• WHAT TO DO
Go through the listing and pick out each line with the word "this" in it.

[Extracted data entries]
---------------

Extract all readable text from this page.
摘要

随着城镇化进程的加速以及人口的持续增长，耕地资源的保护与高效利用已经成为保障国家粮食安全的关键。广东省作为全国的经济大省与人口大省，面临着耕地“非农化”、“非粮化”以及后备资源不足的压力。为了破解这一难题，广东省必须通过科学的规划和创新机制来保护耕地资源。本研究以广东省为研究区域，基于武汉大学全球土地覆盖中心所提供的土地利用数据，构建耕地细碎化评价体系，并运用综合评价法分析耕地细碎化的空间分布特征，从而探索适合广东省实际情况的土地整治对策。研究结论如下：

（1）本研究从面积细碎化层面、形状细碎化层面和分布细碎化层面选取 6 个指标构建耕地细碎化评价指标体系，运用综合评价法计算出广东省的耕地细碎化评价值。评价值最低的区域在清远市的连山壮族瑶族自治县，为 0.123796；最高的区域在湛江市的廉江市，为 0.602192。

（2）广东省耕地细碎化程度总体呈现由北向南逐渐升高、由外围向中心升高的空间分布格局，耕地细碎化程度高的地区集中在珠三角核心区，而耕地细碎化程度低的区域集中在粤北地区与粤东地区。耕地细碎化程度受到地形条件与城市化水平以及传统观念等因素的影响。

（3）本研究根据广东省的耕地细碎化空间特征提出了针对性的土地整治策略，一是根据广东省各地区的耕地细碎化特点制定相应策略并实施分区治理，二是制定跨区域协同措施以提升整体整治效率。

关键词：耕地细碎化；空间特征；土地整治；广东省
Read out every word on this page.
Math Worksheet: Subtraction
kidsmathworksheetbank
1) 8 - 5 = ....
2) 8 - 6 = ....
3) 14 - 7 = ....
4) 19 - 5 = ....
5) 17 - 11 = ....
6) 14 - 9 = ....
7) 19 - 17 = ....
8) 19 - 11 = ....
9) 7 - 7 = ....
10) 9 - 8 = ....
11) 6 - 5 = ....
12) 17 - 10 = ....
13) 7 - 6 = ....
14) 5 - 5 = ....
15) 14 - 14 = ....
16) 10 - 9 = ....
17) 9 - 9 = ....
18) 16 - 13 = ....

---------------

• ANSWER FOR THE TASK
Extract all readable text from this page.
Read out every word on this page.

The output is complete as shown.